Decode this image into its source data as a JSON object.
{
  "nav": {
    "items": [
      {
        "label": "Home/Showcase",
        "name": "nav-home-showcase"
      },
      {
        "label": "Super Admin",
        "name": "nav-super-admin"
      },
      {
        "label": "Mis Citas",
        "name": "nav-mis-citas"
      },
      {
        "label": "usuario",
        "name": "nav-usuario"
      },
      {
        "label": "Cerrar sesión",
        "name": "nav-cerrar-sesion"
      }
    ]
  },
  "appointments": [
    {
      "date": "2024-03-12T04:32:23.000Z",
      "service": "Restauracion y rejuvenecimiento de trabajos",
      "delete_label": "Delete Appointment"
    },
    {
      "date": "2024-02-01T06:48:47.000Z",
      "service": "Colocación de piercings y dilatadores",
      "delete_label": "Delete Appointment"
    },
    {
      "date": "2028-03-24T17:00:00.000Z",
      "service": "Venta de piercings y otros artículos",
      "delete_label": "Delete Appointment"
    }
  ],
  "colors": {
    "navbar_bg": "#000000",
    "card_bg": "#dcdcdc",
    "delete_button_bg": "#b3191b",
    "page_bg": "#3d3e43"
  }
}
********
→ EXERCISE
Print back all the lines verbatim.

→ WRITTEN REPLY
Decode this image into its source data as a JSON object.
{
  "nav": {
    "items": [
      {
        "label": "Home/Showcase",
        "name": "nav-home-showcase"
      },
      {
        "label": "Super Admin",
        "name": "nav-super-admin"
      },
      {
        "label": "Mis Citas",
        "name": "nav-mis-citas"
      },
      {
        "label": "usuario",
        "name": "nav-usuario"
      },
      {
        "label": "Cerrar sesión",
        "name": "nav-cerrar-sesion"
      }
    ]
  },
  "appointments": [
    {
      "date": "2024-03-12T04:32:23.000Z",
      "service": "Restauracion y rejuvenecimiento de trabajos",
      "delete_label": "Delete Appointment"
    },
    {
      "date": "2024-02-01T06:48:47.000Z",
      "service": "Colocación de piercings y dilatadores",
      "delete_label": "Delete Appointment"
    },
    {
      "date": "2028-03-24T17:00:00.000Z",
      "service": "Venta de piercings y otros artículos",
      "delete_label": "Delete Appointment"
    }
  ],
  "colors": {
    "navbar_bg": "#000000",
    "card_bg": "#dcdcdc",
    "delete_button_bg": "#b3191b",
    "page_bg": "#3d3e43"
  }
}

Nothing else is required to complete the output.